→ **Exercise directions**: Print out the complete set of records below, exactly as they read.

→ **Exercise materials**:
▬▬▬▬▬▬
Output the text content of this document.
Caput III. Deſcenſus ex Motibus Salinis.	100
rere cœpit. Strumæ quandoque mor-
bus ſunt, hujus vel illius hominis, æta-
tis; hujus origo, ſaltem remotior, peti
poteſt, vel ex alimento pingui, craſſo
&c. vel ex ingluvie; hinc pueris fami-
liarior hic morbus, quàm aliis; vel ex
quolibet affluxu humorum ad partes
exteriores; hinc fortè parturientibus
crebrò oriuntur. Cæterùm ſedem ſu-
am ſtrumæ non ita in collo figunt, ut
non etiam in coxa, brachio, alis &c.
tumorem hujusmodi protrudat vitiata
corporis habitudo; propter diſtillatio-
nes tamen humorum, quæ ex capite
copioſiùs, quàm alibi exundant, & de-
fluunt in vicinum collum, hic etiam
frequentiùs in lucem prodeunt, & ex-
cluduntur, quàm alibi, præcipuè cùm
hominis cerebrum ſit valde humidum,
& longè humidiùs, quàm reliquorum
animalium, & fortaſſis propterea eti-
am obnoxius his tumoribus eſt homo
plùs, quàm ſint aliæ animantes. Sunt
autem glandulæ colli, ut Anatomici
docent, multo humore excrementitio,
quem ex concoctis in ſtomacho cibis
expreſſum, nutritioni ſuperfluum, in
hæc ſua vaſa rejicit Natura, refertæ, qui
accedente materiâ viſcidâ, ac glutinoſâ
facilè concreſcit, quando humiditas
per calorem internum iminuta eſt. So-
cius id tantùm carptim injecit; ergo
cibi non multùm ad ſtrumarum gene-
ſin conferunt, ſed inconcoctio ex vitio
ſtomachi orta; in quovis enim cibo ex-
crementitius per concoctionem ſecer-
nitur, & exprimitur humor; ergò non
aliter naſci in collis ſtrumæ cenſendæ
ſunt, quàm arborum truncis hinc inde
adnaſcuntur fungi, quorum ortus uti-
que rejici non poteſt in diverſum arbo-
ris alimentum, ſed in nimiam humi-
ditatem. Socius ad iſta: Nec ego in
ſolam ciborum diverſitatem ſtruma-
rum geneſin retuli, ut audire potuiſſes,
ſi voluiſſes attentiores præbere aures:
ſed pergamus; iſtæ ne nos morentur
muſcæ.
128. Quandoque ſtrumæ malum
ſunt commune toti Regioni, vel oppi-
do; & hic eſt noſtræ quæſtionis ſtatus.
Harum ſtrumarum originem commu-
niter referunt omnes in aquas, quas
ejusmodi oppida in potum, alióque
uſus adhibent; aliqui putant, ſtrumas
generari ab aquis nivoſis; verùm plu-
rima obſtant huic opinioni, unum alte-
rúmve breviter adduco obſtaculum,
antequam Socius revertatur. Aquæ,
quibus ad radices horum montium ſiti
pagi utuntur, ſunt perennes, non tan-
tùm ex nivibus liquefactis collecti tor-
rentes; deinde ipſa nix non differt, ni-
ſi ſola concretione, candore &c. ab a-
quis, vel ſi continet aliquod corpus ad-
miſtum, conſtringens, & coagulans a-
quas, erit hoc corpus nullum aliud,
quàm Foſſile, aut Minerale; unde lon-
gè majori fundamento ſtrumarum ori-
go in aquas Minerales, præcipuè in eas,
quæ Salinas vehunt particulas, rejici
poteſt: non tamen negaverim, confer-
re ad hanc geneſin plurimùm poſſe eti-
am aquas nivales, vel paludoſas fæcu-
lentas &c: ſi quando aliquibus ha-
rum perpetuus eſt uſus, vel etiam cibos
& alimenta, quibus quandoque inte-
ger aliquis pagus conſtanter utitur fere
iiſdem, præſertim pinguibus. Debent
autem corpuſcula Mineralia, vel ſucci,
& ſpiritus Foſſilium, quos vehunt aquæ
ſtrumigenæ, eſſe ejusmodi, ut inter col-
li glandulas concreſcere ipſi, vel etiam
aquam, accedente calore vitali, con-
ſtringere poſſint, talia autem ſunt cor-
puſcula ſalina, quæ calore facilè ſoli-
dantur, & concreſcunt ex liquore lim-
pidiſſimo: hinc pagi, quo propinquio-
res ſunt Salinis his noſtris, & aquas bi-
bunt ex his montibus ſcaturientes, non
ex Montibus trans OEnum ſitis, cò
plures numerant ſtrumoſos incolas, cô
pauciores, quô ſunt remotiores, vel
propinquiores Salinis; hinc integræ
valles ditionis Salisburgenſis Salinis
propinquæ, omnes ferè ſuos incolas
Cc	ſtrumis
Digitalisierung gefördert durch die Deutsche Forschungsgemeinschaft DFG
▬▬▬▬▬▬
→ **Result of this exercise**:
Output the text content of this document.
Caput III. Deſcenſus ex Motibus Salinis.	100
rere cœpit. Strumæ quandoque mor-
bus ſunt, hujus vel illius hominis, æta-
tis; hujus origo, ſaltem remotior, peti
poteſt, vel ex alimento pingui, craſſo
&c. vel ex ingluvie; hinc pueris fami-
liarior hic morbus, quàm aliis; vel ex
quolibet affluxu humorum ad partes
exteriores; hinc fortè parturientibus
crebrò oriuntur. Cæterùm ſedem ſu-
am ſtrumæ non ita in collo figunt, ut
non etiam in coxa, brachio, alis &c.
tumorem hujusmodi protrudat vitiata
corporis habitudo; propter diſtillatio-
nes tamen humorum, quæ ex capite
copioſiùs, quàm alibi exundant, & de-
fluunt in vicinum collum, hic etiam
frequentiùs in lucem prodeunt, & ex-
cluduntur, quàm alibi, præcipuè cùm
hominis cerebrum ſit valde humidum,
& longè humidiùs, quàm reliquorum
animalium, & fortaſſis propterea eti-
am obnoxius his tumoribus eſt homo
plùs, quàm ſint aliæ animantes. Sunt
autem glandulæ colli, ut Anatomici
docent, multo humore excrementitio,
quem ex concoctis in ſtomacho cibis
expreſſum, nutritioni ſuperfluum, in
hæc ſua vaſa rejicit Natura, refertæ, qui
accedente materiâ viſcidâ, ac glutinoſâ
facilè concreſcit, quando humiditas
per calorem internum iminuta eſt. So-
cius id tantùm carptim injecit; ergo
cibi non multùm ad ſtrumarum gene-
ſin conferunt, ſed inconcoctio ex vitio
ſtomachi orta; in quovis enim cibo ex-
crementitius per concoctionem ſecer-
nitur, & exprimitur humor; ergò non
aliter naſci in collis ſtrumæ cenſendæ
ſunt, quàm arborum truncis hinc inde
adnaſcuntur fungi, quorum ortus uti-
que rejici non poteſt in diverſum arbo-
ris alimentum, ſed in nimiam humi-
ditatem. Socius ad iſta: Nec ego in
ſolam ciborum diverſitatem ſtruma-
rum geneſin retuli, ut audire potuiſſes,
ſi voluiſſes attentiores præbere aures:
ſed pergamus; iſtæ ne nos morentur
muſcæ.
128. Quandoque ſtrumæ malum
ſunt commune toti Regioni, vel oppi-
do; & hic eſt noſtræ quæſtionis ſtatus.
Harum ſtrumarum originem commu-
niter referunt omnes in aquas, quas
ejusmodi oppida in potum, alióque
uſus adhibent; aliqui putant, ſtrumas
generari ab aquis nivoſis; verùm plu-
rima obſtant huic opinioni, unum alte-
rúmve breviter adduco obſtaculum,
antequam Socius revertatur. Aquæ,
quibus ad radices horum montium ſiti
pagi utuntur, ſunt perennes, non tan-
tùm ex nivibus liquefactis collecti tor-
rentes; deinde ipſa nix non differt, ni-
ſi ſola concretione, candore &c. ab a-
quis, vel ſi continet aliquod corpus ad-
miſtum, conſtringens, & coagulans a-
quas, erit hoc corpus nullum aliud,
quàm Foſſile, aut Minerale; unde lon-
gè majori fundamento ſtrumarum ori-
go in aquas Minerales, præcipuè in eas,
quæ Salinas vehunt particulas, rejici
poteſt: non tamen negaverim, confer-
re ad hanc geneſin plurimùm poſſe eti-
am aquas nivales, vel paludoſas fæcu-
lentas &c: ſi quando aliquibus ha-
rum perpetuus eſt uſus, vel etiam cibos
& alimenta, quibus quandoque inte-
ger aliquis pagus conſtanter utitur fere
iiſdem, præſertim pinguibus. Debent
autem corpuſcula Mineralia, vel ſucci,
& ſpiritus Foſſilium, quos vehunt aquæ
ſtrumigenæ, eſſe ejusmodi, ut inter col-
li glandulas concreſcere ipſi, vel etiam
aquam, accedente calore vitali, con-
ſtringere poſſint, talia autem ſunt cor-
puſcula ſalina, quæ calore facilè ſoli-
dantur, & concreſcunt ex liquore lim-
pidiſſimo: hinc pagi, quo propinquio-
res ſunt Salinis his noſtris, & aquas bi-
bunt ex his montibus ſcaturientes, non
ex Montibus trans OEnum ſitis, cò
plures numerant ſtrumoſos incolas, cô
pauciores, quô ſunt remotiores, vel
propinquiores Salinis; hinc integræ
valles ditionis Salisburgenſis Salinis
propinquæ, omnes ferè ſuos incolas
Cc	ſtrumis
Digitalisierung gefördert durch die Deutsche Forschungsgemeinschaft DFG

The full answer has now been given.